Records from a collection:
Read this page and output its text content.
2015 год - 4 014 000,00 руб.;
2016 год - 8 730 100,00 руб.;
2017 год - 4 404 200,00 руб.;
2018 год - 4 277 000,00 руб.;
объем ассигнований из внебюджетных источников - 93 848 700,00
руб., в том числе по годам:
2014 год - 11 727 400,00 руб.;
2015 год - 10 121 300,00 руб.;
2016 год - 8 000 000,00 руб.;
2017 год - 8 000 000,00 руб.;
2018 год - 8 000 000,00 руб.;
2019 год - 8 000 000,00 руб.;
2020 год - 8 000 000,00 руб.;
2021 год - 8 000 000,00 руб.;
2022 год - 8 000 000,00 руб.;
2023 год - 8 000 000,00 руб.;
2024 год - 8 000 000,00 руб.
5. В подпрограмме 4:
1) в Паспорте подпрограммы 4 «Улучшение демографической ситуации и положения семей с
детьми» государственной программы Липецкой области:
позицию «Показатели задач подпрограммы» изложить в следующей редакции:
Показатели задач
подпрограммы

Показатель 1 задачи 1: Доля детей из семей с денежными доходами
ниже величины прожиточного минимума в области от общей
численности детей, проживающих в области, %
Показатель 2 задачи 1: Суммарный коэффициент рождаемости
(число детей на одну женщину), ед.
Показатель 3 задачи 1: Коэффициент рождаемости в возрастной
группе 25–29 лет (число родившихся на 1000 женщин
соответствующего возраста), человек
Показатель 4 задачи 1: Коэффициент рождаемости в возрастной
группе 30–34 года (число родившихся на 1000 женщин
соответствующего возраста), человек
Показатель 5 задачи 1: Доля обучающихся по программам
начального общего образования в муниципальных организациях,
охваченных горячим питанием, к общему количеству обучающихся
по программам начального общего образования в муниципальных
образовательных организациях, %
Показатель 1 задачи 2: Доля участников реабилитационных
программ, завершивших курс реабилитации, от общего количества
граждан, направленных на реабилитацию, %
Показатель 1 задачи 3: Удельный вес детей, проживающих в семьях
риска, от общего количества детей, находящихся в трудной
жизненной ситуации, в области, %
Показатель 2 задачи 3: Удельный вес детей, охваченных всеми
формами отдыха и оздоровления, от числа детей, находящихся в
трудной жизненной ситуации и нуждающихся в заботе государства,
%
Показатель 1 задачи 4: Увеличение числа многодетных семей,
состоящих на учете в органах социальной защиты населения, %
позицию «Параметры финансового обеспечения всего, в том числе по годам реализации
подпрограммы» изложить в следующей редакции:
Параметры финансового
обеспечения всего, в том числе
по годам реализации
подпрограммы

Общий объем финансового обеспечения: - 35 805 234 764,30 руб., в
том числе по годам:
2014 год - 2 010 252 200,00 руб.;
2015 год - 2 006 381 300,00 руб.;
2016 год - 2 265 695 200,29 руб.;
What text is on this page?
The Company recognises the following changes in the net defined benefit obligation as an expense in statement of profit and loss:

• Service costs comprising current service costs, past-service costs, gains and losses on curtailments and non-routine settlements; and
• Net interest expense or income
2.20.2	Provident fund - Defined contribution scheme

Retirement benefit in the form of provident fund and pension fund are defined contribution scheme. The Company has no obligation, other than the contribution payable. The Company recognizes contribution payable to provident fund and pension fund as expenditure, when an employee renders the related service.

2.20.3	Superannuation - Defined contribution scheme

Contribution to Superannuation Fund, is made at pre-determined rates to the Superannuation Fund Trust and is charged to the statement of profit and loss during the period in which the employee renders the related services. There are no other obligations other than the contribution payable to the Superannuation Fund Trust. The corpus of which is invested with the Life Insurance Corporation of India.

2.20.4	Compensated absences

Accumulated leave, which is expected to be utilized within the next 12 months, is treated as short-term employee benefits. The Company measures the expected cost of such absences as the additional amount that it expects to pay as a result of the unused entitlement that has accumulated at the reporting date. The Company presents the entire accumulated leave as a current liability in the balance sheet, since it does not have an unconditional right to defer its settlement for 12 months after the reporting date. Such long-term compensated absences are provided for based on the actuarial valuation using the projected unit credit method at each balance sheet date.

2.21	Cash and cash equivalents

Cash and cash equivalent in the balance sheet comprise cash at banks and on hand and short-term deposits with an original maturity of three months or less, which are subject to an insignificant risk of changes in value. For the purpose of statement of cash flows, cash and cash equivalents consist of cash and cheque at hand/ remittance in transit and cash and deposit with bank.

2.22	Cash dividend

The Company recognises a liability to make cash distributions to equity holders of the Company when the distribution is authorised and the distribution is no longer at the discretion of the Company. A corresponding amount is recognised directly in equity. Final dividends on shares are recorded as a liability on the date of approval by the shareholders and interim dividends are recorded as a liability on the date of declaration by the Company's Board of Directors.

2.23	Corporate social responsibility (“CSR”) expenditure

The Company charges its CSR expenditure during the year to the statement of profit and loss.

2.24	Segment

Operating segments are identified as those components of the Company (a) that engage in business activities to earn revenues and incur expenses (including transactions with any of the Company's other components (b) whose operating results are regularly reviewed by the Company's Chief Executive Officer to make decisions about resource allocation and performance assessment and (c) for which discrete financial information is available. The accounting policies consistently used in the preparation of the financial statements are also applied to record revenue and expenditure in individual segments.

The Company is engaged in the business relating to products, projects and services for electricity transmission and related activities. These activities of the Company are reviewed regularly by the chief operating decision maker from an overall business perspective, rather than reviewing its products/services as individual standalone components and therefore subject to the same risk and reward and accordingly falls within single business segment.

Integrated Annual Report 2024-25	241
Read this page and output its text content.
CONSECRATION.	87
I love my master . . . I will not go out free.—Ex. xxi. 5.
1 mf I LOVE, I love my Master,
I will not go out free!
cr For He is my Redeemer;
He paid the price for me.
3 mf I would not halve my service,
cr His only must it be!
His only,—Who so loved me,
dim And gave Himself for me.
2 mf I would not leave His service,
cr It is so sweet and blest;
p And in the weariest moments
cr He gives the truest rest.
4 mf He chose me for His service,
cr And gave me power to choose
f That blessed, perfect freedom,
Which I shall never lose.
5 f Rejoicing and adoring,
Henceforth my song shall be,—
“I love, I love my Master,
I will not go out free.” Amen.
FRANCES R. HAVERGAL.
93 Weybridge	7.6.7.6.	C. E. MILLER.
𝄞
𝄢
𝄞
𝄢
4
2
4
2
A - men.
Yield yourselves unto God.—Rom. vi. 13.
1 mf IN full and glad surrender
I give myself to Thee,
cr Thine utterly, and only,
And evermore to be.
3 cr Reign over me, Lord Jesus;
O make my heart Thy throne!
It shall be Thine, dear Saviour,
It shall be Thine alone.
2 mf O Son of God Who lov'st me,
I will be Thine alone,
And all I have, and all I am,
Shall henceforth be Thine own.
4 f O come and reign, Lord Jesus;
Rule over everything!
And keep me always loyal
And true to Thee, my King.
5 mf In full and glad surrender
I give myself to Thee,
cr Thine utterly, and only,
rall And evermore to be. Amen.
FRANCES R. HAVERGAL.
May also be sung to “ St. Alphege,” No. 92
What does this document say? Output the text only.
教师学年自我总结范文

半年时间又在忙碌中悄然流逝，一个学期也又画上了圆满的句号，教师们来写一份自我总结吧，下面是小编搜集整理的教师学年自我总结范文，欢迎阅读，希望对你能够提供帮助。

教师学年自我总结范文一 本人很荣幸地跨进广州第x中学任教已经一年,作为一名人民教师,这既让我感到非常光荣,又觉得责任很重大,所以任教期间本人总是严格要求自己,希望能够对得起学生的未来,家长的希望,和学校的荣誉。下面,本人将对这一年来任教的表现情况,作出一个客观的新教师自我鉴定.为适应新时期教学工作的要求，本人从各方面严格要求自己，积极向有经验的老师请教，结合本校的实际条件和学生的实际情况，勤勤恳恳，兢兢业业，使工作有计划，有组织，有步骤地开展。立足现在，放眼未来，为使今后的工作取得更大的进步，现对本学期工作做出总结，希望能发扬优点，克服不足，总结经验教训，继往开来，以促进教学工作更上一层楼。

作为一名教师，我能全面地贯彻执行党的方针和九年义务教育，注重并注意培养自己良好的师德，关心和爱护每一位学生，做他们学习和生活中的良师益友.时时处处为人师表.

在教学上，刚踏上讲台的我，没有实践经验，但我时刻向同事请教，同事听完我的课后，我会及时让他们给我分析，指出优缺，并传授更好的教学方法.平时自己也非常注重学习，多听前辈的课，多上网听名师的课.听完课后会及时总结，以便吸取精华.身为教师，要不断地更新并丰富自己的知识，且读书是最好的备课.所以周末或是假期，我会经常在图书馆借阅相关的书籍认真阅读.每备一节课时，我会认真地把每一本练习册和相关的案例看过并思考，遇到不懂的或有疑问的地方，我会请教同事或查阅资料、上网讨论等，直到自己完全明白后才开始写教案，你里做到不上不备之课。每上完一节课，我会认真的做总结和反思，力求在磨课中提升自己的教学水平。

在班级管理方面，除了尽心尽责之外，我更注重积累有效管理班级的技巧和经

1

What to work on — From the line holding "What does this" down to the final line above, quote every line exactly and only those lines.

Solution for this exercise —
What does this document say? Output the text only.
教师学年自我总结范文

半年时间又在忙碌中悄然流逝，一个学期也又画上了圆满的句号，教师们来写一份自我总结吧，下面是小编搜集整理的教师学年自我总结范文，欢迎阅读，希望对你能够提供帮助。

教师学年自我总结范文一 本人很荣幸地跨进广州第x中学任教已经一年,作为一名人民教师,这既让我感到非常光荣,又觉得责任很重大,所以任教期间本人总是严格要求自己,希望能够对得起学生的未来,家长的希望,和学校的荣誉。下面,本人将对这一年来任教的表现情况,作出一个客观的新教师自我鉴定.为适应新时期教学工作的要求，本人从各方面严格要求自己，积极向有经验的老师请教，结合本校的实际条件和学生的实际情况，勤勤恳恳，兢兢业业，使工作有计划，有组织，有步骤地开展。立足现在，放眼未来，为使今后的工作取得更大的进步，现对本学期工作做出总结，希望能发扬优点，克服不足，总结经验教训，继往开来，以促进教学工作更上一层楼。

作为一名教师，我能全面地贯彻执行党的方针和九年义务教育，注重并注意培养自己良好的师德，关心和爱护每一位学生，做他们学习和生活中的良师益友.时时处处为人师表.

在教学上，刚踏上讲台的我，没有实践经验，但我时刻向同事请教，同事听完我的课后，我会及时让他们给我分析，指出优缺，并传授更好的教学方法.平时自己也非常注重学习，多听前辈的课，多上网听名师的课.听完课后会及时总结，以便吸取精华.身为教师，要不断地更新并丰富自己的知识，且读书是最好的备课.所以周末或是假期，我会经常在图书馆借阅相关的书籍认真阅读.每备一节课时，我会认真地把每一本练习册和相关的案例看过并思考，遇到不懂的或有疑问的地方，我会请教同事或查阅资料、上网讨论等，直到自己完全明白后才开始写教案，你里做到不上不备之课。每上完一节课，我会认真的做总结和反思，力求在磨课中提升自己的教学水平。

在班级管理方面，除了尽心尽责之外，我更注重积累有效管理班级的技巧和经

1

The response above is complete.